Task goal >> Where a line contains the word "Belgian", copy that line in full.

Supplied records >>
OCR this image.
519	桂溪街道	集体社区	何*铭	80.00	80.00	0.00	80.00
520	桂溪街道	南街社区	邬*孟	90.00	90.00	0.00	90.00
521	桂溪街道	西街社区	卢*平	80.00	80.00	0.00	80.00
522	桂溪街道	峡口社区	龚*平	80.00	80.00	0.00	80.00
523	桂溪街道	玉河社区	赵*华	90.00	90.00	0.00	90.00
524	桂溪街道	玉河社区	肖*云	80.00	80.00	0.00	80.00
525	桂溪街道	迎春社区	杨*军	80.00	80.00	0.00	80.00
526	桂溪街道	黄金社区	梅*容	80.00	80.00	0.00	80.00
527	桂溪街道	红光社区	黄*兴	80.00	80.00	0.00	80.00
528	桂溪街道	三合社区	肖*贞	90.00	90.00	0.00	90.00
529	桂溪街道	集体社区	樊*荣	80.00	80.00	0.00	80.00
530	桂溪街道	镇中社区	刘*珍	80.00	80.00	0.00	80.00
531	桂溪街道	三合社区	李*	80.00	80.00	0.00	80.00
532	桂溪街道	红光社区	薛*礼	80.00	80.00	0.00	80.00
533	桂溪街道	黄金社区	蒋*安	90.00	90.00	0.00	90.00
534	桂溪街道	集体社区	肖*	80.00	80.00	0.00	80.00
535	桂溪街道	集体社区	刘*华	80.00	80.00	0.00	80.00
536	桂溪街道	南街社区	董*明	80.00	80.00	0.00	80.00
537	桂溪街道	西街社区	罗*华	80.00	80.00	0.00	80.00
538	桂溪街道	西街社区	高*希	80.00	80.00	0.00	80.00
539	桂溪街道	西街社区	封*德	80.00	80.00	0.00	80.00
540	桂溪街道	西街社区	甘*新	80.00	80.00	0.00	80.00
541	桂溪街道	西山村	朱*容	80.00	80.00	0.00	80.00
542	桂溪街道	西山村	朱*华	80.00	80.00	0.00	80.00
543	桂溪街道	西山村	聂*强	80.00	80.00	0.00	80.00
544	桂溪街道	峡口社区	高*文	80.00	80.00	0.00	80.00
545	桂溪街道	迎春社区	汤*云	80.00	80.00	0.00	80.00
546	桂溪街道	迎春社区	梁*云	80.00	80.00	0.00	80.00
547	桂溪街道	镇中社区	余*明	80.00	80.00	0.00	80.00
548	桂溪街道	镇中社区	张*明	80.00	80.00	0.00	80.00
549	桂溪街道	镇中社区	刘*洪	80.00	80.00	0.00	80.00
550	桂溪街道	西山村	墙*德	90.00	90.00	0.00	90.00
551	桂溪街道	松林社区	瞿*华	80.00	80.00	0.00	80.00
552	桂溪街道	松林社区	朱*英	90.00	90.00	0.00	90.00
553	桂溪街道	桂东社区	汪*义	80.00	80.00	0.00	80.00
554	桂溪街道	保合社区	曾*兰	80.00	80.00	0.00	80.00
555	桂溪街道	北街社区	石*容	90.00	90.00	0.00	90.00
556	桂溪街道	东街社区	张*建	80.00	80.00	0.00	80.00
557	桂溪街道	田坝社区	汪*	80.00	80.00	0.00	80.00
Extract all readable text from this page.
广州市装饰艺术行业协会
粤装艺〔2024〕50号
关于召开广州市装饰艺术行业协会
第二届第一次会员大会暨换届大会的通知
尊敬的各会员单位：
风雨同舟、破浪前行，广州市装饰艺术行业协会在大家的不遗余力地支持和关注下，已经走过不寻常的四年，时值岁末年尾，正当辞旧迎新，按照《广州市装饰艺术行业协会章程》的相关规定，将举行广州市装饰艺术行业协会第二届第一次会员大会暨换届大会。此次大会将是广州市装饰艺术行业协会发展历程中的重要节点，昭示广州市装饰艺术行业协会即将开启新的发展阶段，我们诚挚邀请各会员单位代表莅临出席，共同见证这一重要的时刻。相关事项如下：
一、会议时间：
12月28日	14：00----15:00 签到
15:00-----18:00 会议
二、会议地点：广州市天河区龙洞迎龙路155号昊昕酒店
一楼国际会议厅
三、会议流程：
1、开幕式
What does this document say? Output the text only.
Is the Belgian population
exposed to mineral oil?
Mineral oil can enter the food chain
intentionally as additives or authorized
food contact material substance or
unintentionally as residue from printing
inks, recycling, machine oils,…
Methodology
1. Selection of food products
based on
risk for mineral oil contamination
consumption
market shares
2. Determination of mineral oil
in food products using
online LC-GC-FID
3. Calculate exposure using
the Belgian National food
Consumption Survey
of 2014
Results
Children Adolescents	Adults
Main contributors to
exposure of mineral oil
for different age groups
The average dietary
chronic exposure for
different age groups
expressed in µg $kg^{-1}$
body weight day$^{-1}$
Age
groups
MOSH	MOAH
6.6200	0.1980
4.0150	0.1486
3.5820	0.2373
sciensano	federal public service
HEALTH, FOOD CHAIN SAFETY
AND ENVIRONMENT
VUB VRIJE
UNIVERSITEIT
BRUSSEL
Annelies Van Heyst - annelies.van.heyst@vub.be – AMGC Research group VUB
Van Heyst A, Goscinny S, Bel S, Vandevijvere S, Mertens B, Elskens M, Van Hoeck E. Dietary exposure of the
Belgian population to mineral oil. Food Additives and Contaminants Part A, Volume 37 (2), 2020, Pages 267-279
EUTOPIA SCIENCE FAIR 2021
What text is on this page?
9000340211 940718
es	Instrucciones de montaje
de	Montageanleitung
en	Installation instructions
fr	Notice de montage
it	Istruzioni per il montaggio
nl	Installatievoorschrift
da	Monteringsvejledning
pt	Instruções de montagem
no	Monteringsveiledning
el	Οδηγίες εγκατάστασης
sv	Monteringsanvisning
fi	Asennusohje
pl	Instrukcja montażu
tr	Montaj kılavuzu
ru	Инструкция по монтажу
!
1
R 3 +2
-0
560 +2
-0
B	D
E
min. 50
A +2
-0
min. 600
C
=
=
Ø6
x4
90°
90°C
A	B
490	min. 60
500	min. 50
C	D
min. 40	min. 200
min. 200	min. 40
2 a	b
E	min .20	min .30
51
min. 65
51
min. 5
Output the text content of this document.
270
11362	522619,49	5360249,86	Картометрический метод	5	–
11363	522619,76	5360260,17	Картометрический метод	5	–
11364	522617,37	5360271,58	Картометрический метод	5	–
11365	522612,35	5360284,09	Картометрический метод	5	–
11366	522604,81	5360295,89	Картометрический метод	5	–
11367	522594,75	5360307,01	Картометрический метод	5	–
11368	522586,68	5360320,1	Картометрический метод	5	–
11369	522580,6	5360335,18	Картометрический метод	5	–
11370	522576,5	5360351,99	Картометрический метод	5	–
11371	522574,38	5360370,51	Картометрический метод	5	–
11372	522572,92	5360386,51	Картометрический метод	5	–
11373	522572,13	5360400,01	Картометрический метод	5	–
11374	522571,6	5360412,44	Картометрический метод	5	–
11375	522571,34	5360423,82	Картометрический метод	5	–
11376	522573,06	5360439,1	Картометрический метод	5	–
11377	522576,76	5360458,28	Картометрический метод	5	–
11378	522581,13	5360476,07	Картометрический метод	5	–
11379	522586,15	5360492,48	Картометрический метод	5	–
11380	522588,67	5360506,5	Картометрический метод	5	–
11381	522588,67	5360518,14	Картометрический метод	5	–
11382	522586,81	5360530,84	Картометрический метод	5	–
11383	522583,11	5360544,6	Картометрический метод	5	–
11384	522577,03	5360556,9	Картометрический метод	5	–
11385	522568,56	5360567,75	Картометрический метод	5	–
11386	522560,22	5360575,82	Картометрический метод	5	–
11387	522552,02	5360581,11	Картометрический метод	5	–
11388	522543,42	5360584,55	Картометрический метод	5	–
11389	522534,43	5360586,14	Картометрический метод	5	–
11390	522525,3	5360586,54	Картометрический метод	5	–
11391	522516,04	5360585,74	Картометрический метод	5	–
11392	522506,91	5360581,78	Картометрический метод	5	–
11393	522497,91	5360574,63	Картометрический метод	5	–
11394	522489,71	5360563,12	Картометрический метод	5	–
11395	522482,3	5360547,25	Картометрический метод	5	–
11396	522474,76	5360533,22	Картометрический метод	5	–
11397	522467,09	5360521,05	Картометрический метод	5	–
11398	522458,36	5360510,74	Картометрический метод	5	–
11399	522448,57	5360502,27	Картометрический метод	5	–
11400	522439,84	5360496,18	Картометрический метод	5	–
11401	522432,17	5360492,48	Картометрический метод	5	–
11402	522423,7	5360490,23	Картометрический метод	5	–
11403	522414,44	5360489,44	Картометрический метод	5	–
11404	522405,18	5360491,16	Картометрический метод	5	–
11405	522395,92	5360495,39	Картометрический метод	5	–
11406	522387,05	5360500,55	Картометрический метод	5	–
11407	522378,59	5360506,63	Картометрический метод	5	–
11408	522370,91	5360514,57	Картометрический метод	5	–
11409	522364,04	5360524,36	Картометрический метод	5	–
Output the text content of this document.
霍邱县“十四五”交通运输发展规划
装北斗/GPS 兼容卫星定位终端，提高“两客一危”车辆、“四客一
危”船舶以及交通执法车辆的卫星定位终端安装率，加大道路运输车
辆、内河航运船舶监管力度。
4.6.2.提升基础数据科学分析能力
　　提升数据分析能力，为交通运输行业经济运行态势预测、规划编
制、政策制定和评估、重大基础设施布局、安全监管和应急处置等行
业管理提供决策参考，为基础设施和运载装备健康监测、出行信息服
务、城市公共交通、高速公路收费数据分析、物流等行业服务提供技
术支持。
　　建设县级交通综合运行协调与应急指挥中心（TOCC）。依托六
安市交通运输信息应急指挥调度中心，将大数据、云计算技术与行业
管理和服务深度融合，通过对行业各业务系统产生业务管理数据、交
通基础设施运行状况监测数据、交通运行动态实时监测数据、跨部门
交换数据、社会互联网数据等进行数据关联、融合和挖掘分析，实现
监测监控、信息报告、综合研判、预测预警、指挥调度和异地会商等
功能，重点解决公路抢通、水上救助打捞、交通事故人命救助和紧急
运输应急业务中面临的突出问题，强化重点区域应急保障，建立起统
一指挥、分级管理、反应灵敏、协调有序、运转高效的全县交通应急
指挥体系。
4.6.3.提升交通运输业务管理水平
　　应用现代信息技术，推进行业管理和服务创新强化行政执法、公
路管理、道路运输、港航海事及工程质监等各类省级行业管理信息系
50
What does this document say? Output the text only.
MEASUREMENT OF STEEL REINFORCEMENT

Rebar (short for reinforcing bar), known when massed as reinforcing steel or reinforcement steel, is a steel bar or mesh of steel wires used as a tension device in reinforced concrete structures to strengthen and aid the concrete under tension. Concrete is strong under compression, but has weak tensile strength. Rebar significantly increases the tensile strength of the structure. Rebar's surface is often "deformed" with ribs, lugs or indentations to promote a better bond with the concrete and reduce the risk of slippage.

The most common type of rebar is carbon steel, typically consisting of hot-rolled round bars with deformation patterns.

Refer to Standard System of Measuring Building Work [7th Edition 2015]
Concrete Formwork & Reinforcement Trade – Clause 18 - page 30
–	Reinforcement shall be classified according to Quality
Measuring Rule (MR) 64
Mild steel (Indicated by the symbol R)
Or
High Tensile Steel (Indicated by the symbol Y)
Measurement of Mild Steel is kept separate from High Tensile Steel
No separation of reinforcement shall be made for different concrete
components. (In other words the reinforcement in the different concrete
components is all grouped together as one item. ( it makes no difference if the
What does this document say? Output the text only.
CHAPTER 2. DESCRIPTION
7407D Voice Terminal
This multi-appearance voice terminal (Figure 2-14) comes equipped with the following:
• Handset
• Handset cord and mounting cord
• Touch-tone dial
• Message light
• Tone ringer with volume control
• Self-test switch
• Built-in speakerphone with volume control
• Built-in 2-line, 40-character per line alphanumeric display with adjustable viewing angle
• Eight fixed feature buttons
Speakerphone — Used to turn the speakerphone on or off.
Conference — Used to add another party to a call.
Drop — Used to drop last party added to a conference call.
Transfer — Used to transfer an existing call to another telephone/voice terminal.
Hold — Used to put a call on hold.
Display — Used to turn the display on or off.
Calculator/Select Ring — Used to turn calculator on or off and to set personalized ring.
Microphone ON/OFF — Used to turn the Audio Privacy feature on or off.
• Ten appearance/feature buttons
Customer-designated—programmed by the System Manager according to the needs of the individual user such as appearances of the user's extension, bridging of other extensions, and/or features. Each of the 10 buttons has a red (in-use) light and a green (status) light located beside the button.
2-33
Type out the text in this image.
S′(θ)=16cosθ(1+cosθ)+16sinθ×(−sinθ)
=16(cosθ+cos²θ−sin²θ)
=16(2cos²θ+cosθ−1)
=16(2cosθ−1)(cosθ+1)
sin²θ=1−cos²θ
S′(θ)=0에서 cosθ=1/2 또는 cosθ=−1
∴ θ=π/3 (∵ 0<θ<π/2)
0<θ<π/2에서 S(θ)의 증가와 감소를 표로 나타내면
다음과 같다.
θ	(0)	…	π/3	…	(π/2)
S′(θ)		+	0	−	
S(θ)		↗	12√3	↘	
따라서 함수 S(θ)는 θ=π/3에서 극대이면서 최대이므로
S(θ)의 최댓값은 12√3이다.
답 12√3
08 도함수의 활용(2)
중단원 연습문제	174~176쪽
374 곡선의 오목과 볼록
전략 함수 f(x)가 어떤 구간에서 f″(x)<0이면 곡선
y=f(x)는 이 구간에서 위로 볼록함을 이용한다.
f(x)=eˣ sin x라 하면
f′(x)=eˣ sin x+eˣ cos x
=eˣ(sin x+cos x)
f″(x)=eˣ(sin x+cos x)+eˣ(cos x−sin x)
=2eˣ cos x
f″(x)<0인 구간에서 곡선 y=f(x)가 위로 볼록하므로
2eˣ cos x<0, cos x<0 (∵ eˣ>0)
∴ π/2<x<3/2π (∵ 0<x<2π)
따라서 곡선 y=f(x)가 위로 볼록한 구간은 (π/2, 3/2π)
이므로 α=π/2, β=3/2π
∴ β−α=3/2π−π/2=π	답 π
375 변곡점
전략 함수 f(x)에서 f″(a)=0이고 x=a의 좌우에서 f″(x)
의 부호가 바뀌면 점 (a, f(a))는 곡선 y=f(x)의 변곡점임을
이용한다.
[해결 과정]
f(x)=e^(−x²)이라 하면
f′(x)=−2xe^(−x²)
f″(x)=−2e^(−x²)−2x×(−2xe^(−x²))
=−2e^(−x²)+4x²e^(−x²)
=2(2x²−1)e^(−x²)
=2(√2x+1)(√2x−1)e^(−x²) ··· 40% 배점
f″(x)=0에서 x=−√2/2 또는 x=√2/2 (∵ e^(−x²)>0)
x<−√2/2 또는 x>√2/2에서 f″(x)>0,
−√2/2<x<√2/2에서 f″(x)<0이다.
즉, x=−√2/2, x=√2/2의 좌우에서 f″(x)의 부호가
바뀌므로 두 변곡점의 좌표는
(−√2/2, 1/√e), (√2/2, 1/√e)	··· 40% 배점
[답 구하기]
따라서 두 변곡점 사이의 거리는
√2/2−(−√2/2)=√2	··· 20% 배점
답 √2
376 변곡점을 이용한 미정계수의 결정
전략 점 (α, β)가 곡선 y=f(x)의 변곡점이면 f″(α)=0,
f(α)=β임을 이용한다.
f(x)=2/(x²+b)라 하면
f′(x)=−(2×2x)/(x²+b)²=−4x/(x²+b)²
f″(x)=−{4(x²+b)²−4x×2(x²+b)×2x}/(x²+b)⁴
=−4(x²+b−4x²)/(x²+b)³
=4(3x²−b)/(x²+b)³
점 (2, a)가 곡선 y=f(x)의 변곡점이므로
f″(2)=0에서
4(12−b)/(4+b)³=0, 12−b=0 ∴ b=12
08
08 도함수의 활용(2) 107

Exercise solution >>
Is the Belgian population
the Belgian National food
Belgian population to mineral oil. Food Additives and Contaminants Part A, Volume 37 (2), 2020, Pages 267-279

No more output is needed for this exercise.